* **GOAL**:
Find and return each line containing "Numero".

* **STORED RECORDS**:
--- START ---
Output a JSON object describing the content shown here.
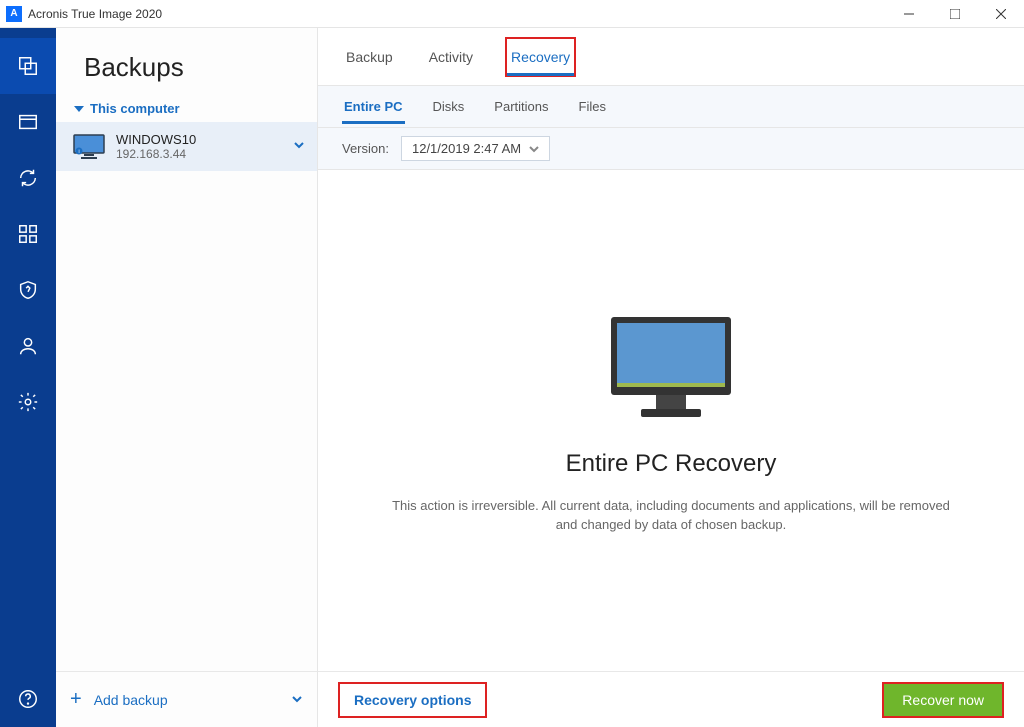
{
  "window": {
    "title": "Acronis True Image 2020"
  },
  "sidebar": {
    "heading": "Backups",
    "tree_label": "This computer",
    "backup": {
      "name": "WINDOWS10",
      "address": "192.168.3.44"
    },
    "add_label": "Add backup"
  },
  "top_tabs": {
    "backup": "Backup",
    "activity": "Activity",
    "recovery": "Recovery"
  },
  "sub_tabs": {
    "entire_pc": "Entire PC",
    "disks": "Disks",
    "partitions": "Partitions",
    "files": "Files"
  },
  "version": {
    "label": "Version:",
    "value": "12/1/2019 2:47 AM"
  },
  "content": {
    "heading": "Entire PC Recovery",
    "body": "This action is irreversible. All current data, including documents and applications, will be removed and changed by data of chosen backup."
  },
  "footer": {
    "options": "Recovery options",
    "recover": "Recover now"
  }
}
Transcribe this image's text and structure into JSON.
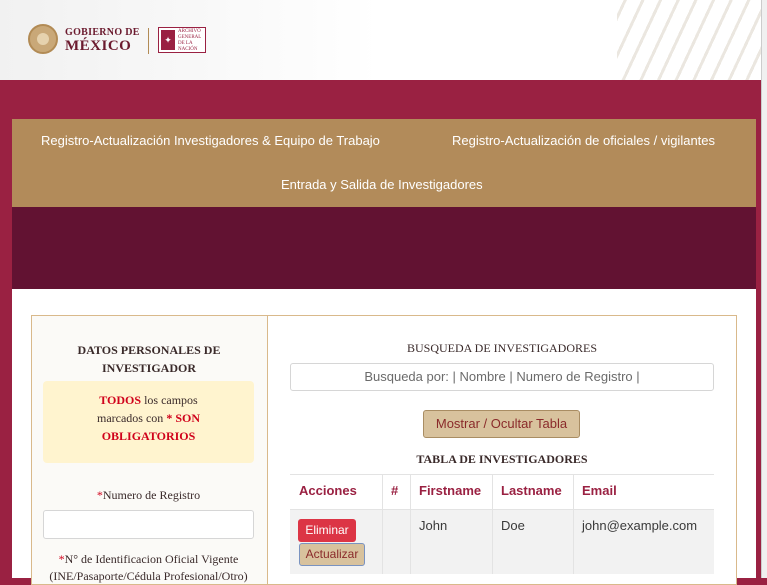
{
  "header": {
    "gob_small": "GOBIERNO DE",
    "gob_big": "MÉXICO",
    "agn_lines": "ARCHIVO GENERAL DE LA NACIÓN"
  },
  "nav": {
    "item1": "Registro-Actualización Investigadores & Equipo de Trabajo",
    "item2": "Registro-Actualización de oficiales / vigilantes",
    "item3": "Entrada y Salida de Investigadores"
  },
  "left_panel": {
    "title_line1": "DATOS PERSONALES DE",
    "title_line2": "INVESTIGADOR",
    "alert_todos": "TODOS",
    "alert_text1": " los campos",
    "alert_text2": "marcados con ",
    "alert_son": "* SON",
    "alert_obligatorios": "OBLIGATORIOS",
    "field1_star": "*",
    "field1_label": "Numero de Registro",
    "field2_star": "*",
    "field2_label": "N° de Identificacion Oficial Vigente",
    "field2_sub": "(INE/Pasaporte/Cédula Profesional/Otro)"
  },
  "right_panel": {
    "search_title": "BUSQUEDA DE INVESTIGADORES",
    "search_placeholder": "Busqueda por: | Nombre | Numero de Registro |",
    "toggle_button": "Mostrar / Ocultar Tabla",
    "table_title": "TABLA DE INVESTIGADORES",
    "columns": [
      "Acciones",
      "#",
      "Firstname",
      "Lastname",
      "Email"
    ],
    "rows": [
      {
        "number": "",
        "firstname": "John",
        "lastname": "Doe",
        "email": "john@example.com",
        "delete_label": "Eliminar",
        "update_label": "Actualizar"
      }
    ]
  },
  "colors": {
    "primary": "#9a2142",
    "dark_band": "#621232",
    "gold": "#b28b5a",
    "alert_bg": "#fff4cf",
    "danger": "#dc3545"
  }
}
--- END ---
* **FINAL RESULT**:
    "field1_label": "Numero de Registro",
    "search_placeholder": "Busqueda por: | Nombre | Numero de Registro |",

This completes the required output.